→ DATA LINES:
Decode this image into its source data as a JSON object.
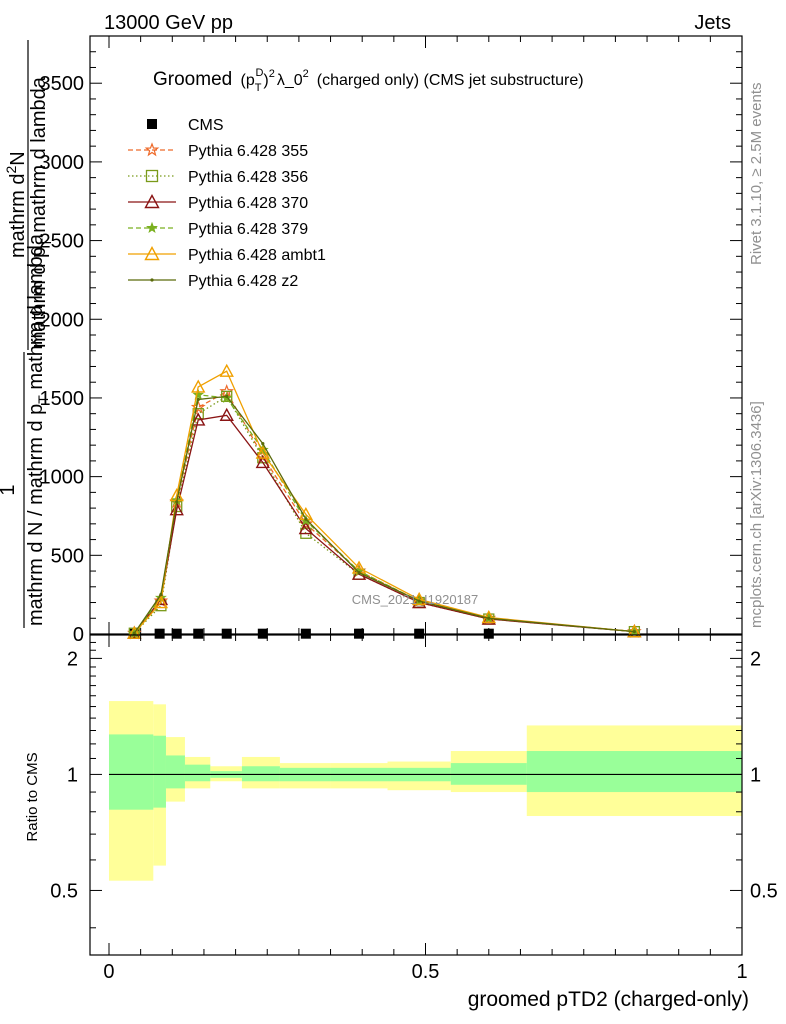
{
  "header": {
    "left": "13000 GeV pp",
    "right": "Jets"
  },
  "side_labels": {
    "rivet": "Rivet 3.1.10, ≥ 2.5M events",
    "mcplots": "mcplots.cern.ch [arXiv:1306.3436]"
  },
  "chart_data": [
    {
      "type": "line",
      "title": "Groomed (p_T^D)^2 λ_0^2  (charged only) (CMS jet substructure)",
      "title_parts": {
        "pre": "Groomed",
        "p": "(p",
        "sub": "T",
        "sup": "D",
        "post": ")",
        "sq": "2",
        "lambda": "λ_0",
        "lambda_sq": "2",
        "rest": "(charged only) (CMS jet substructure)"
      },
      "watermark": "CMS_2021_I1920187",
      "ylabel_lines": [
        "1",
        "mathrm d N / mathrm d p_T mathrm d lambda",
        "mathrm d^2N",
        "mathrm d p_T mathrm d lambda"
      ],
      "ylabel_display": {
        "numerator_a": "1",
        "denominator_a": "mathrm d N / mathrm d p",
        "denominator_a_sub": "T",
        "denominator_a_tail": " mathrm d lambda",
        "numerator_b": "mathrm d",
        "numerator_b_sup": "2",
        "numerator_b_tail": "N",
        "denominator_b": "mathrm d p",
        "denominator_b_sub": "T",
        "denominator_b_tail": " mathrm d lambda"
      },
      "xlim": [
        0,
        1
      ],
      "ylim": [
        0,
        3800
      ],
      "yticks": [
        0,
        500,
        1000,
        1500,
        2000,
        2500,
        3000,
        3500
      ],
      "ytick_labels": [
        "0",
        "500",
        "1000",
        "1500",
        "2000",
        "2500",
        "3000",
        "3500"
      ],
      "legend_position": "top-left",
      "series": [
        {
          "name": "CMS",
          "color": "#000000",
          "marker": "square",
          "style": "none",
          "x": [
            0.04,
            0.08,
            0.107,
            0.141,
            0.186,
            0.243,
            0.311,
            0.395,
            0.49,
            0.6
          ],
          "y": [
            2,
            2,
            2,
            2,
            2,
            2,
            2,
            2,
            2,
            2
          ]
        },
        {
          "name": "Pythia 6.428 355",
          "color": "#ee6a2a",
          "marker": "star",
          "style": "dashed",
          "x": [
            0.04,
            0.082,
            0.107,
            0.141,
            0.186,
            0.243,
            0.311,
            0.395,
            0.49,
            0.6,
            0.83
          ],
          "y": [
            5,
            210,
            840,
            1440,
            1540,
            1130,
            700,
            400,
            210,
            100,
            15
          ]
        },
        {
          "name": "Pythia 6.428 356",
          "color": "#7a9a1a",
          "marker": "square-open",
          "style": "dotted",
          "x": [
            0.04,
            0.082,
            0.107,
            0.141,
            0.186,
            0.243,
            0.311,
            0.395,
            0.49,
            0.6,
            0.83
          ],
          "y": [
            5,
            180,
            810,
            1400,
            1510,
            1120,
            640,
            380,
            200,
            95,
            15
          ]
        },
        {
          "name": "Pythia 6.428 370",
          "color": "#8a1414",
          "marker": "triangle-open",
          "style": "solid",
          "x": [
            0.04,
            0.082,
            0.107,
            0.141,
            0.186,
            0.243,
            0.311,
            0.395,
            0.49,
            0.6,
            0.83
          ],
          "y": [
            5,
            220,
            790,
            1360,
            1390,
            1090,
            670,
            380,
            200,
            95,
            15
          ]
        },
        {
          "name": "Pythia 6.428 379",
          "color": "#7ab020",
          "marker": "star-small",
          "style": "dashed",
          "x": [
            0.04,
            0.082,
            0.107,
            0.141,
            0.186,
            0.243,
            0.311,
            0.395,
            0.49,
            0.6,
            0.83
          ],
          "y": [
            5,
            230,
            850,
            1520,
            1500,
            1170,
            720,
            400,
            210,
            100,
            15
          ]
        },
        {
          "name": "Pythia 6.428 ambt1",
          "color": "#f0a000",
          "marker": "triangle-open",
          "style": "solid",
          "x": [
            0.04,
            0.082,
            0.107,
            0.141,
            0.186,
            0.243,
            0.311,
            0.395,
            0.49,
            0.6,
            0.83
          ],
          "y": [
            5,
            200,
            880,
            1570,
            1670,
            1150,
            760,
            420,
            220,
            105,
            15
          ]
        },
        {
          "name": "Pythia 6.428 z2",
          "color": "#5a6a0a",
          "marker": "dot",
          "style": "solid",
          "x": [
            0.04,
            0.082,
            0.107,
            0.141,
            0.186,
            0.243,
            0.311,
            0.395,
            0.49,
            0.6,
            0.83
          ],
          "y": [
            5,
            250,
            840,
            1490,
            1510,
            1210,
            730,
            390,
            210,
            100,
            15
          ]
        }
      ]
    },
    {
      "type": "area",
      "ylabel": "Ratio to CMS",
      "xlabel": "groomed pTD2 (charged-only)",
      "xlim": [
        -0.03,
        1.0
      ],
      "ylim": [
        0.34,
        2.3
      ],
      "yscale": "log",
      "yticks": [
        0.5,
        1,
        2
      ],
      "ytick_labels": [
        "0.5",
        "1",
        "2"
      ],
      "xticks": [
        0,
        0.5,
        1
      ],
      "xtick_labels": [
        "0",
        "0.5",
        "1"
      ],
      "reference_line": 1,
      "bands": [
        {
          "name": "yellow",
          "color": "#ffff99",
          "edges": [
            0.0,
            0.07,
            0.09,
            0.12,
            0.16,
            0.21,
            0.27,
            0.35,
            0.44,
            0.54,
            0.66,
            1.0
          ],
          "low": [
            0.53,
            0.58,
            0.85,
            0.92,
            0.96,
            0.92,
            0.92,
            0.92,
            0.91,
            0.9,
            0.78
          ],
          "high": [
            1.55,
            1.52,
            1.25,
            1.11,
            1.05,
            1.11,
            1.07,
            1.07,
            1.08,
            1.15,
            1.34
          ]
        },
        {
          "name": "green",
          "color": "#99ff99",
          "edges": [
            0.0,
            0.07,
            0.09,
            0.12,
            0.16,
            0.21,
            0.27,
            0.35,
            0.44,
            0.54,
            0.66,
            1.0
          ],
          "low": [
            0.81,
            0.82,
            0.92,
            0.96,
            0.98,
            0.96,
            0.96,
            0.96,
            0.96,
            0.94,
            0.9
          ],
          "high": [
            1.27,
            1.26,
            1.12,
            1.06,
            1.02,
            1.05,
            1.04,
            1.04,
            1.04,
            1.07,
            1.15
          ]
        }
      ]
    }
  ]
}
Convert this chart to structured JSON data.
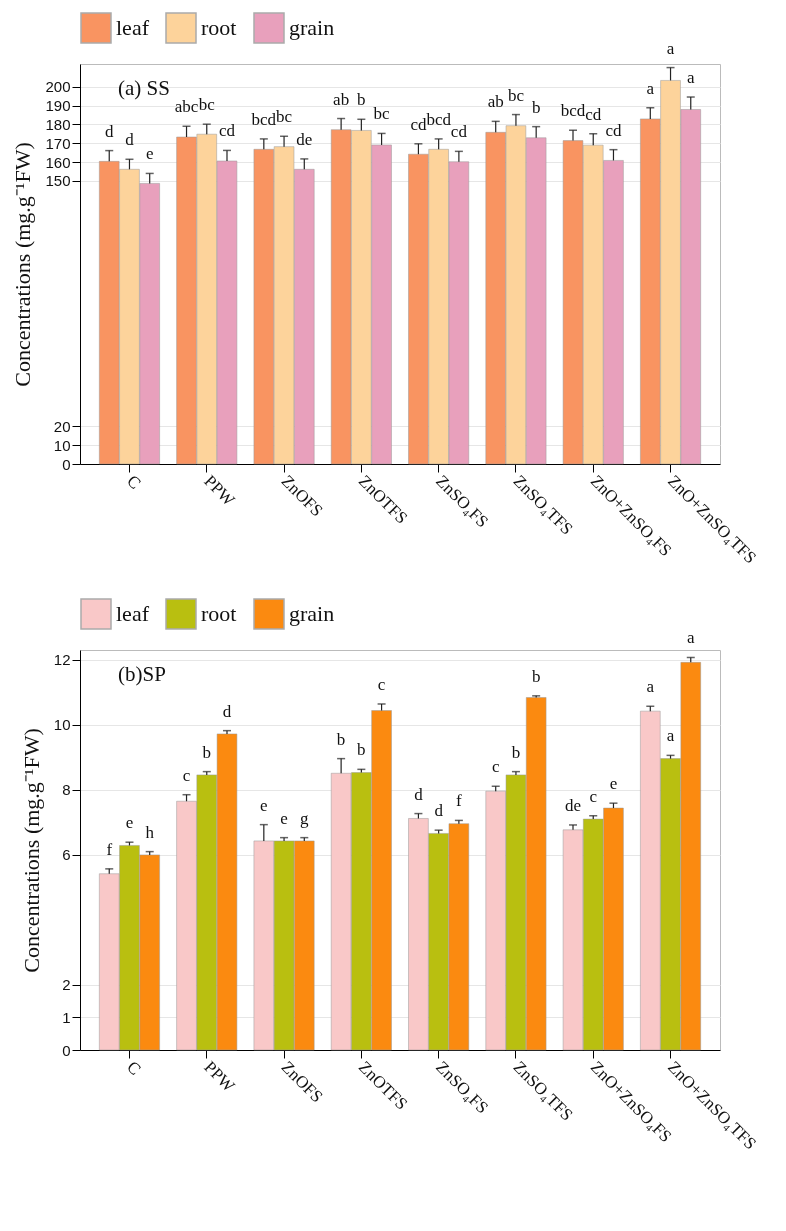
{
  "chart_data": [
    {
      "type": "bar",
      "title": "(a) SS",
      "ylabel": "Concentrations (mg.g⁻¹FW)",
      "categories": [
        "C",
        "PPW",
        "ZnOFS",
        "ZnOTFS",
        "ZnSO₄FS",
        "ZnSO₄TFS",
        "ZnO+ZnSO₄FS",
        "ZnO+ZnSO₄TFS"
      ],
      "series": [
        {
          "name": "leaf",
          "color": "#f99461",
          "values": [
            160.4,
            173.3,
            166.8,
            177.2,
            164.2,
            175.8,
            171.4,
            182.9
          ],
          "errors": [
            5.7,
            5.7,
            5.5,
            5.9,
            5.5,
            5.8,
            5.5,
            5.9
          ],
          "value_labels": [
            "d",
            "abc",
            "bcd",
            "ab",
            "cd",
            "ab",
            "bcd",
            "a"
          ]
        },
        {
          "name": "root",
          "color": "#fdd39b",
          "values": [
            156.2,
            174.8,
            168.2,
            176.8,
            166.8,
            179.3,
            169.0,
            203.3
          ],
          "errors": [
            5.3,
            5.3,
            5.5,
            5.9,
            5.5,
            5.9,
            6.0,
            6.8
          ],
          "value_labels": [
            "d",
            "bc",
            "bc",
            "b",
            "bcd",
            "bc",
            "cd",
            "a"
          ]
        },
        {
          "name": "grain",
          "color": "#e8a0bc",
          "values": [
            148.7,
            160.6,
            156.2,
            169.1,
            160.2,
            172.9,
            160.9,
            187.9
          ],
          "errors": [
            5.3,
            5.6,
            5.5,
            6.1,
            5.5,
            5.9,
            5.7,
            6.6
          ],
          "value_labels": [
            "e",
            "cd",
            "de",
            "bc",
            "cd",
            "b",
            "cd",
            "a"
          ]
        }
      ],
      "ylim": [
        0,
        212
      ],
      "yticks": [
        0,
        10,
        20,
        150,
        160,
        170,
        180,
        190,
        200
      ],
      "grid": "y",
      "legend": "top"
    },
    {
      "type": "bar",
      "title": "(b)SP",
      "ylabel": "Concentrations (mg.g⁻¹FW)",
      "categories": [
        "C",
        "PPW",
        "ZnOFS",
        "ZnOTFS",
        "ZnSO₄FS",
        "ZnSO₄TFS",
        "ZnO+ZnSO₄FS",
        "ZnO+ZnSO₄TFS"
      ],
      "series": [
        {
          "name": "leaf",
          "color": "#f9c8c8",
          "values": [
            5.42,
            7.65,
            6.43,
            8.51,
            7.12,
            7.96,
            6.77,
            10.42
          ],
          "errors": [
            0.15,
            0.2,
            0.5,
            0.45,
            0.15,
            0.15,
            0.15,
            0.15
          ],
          "value_labels": [
            "f",
            "c",
            "e",
            "b",
            "d",
            "c",
            "de",
            "a"
          ]
        },
        {
          "name": "root",
          "color": "#b9bf10",
          "values": [
            6.29,
            8.46,
            6.43,
            8.53,
            6.66,
            8.46,
            7.1,
            8.96
          ],
          "errors": [
            0.1,
            0.1,
            0.1,
            0.1,
            0.1,
            0.1,
            0.1,
            0.1
          ],
          "value_labels": [
            "e",
            "b",
            "e",
            "b",
            "d",
            "b",
            "c",
            "a"
          ]
        },
        {
          "name": "grain",
          "color": "#fb8a10",
          "values": [
            6.0,
            9.72,
            6.43,
            10.44,
            6.96,
            10.84,
            7.44,
            11.92
          ],
          "errors": [
            0.1,
            0.1,
            0.1,
            0.2,
            0.1,
            0.05,
            0.15,
            0.15
          ],
          "value_labels": [
            "h",
            "d",
            "g",
            "c",
            "f",
            "b",
            "e",
            "a"
          ]
        }
      ],
      "ylim": [
        0,
        12.3
      ],
      "yticks": [
        0,
        1,
        2,
        6,
        8,
        10,
        12
      ],
      "grid": "y",
      "legend": "top"
    }
  ]
}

→ YOUR TASK: Find each line that has the word "marker", then copy it out.

→ SOLUTION TO THIS PROBLEM:
          "marker": "square",
          "marker": "star",
          "marker": "square-open",
          "marker": "triangle-open",
          "marker": "star-small",
          "marker": "triangle-open",
          "marker": "dot",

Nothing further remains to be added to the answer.